— Begin Listed records —

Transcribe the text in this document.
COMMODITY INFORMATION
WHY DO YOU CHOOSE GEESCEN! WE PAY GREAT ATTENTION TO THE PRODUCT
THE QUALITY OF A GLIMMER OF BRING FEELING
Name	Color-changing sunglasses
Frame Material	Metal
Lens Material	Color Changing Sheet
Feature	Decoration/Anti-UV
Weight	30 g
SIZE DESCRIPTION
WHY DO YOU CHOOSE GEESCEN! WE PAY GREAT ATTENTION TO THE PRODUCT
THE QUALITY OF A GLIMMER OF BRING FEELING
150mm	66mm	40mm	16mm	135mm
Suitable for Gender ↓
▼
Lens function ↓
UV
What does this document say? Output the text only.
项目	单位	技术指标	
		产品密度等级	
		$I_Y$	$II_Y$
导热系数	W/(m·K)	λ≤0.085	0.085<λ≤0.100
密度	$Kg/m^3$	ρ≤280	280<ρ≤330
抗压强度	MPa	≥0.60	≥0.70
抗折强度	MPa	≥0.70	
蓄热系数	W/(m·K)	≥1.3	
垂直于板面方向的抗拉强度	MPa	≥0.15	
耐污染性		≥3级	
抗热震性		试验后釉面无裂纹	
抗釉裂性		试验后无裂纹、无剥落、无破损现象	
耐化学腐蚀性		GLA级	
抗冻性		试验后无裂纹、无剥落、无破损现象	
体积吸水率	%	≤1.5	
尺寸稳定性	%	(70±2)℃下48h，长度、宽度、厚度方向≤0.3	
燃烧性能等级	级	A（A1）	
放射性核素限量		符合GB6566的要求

— End Listed records —

▶ **Written task**
Return each full line of the entries that contains the word "this".

▶ **Result**
Transcribe the text in this document.
What does this document say? Output the text only.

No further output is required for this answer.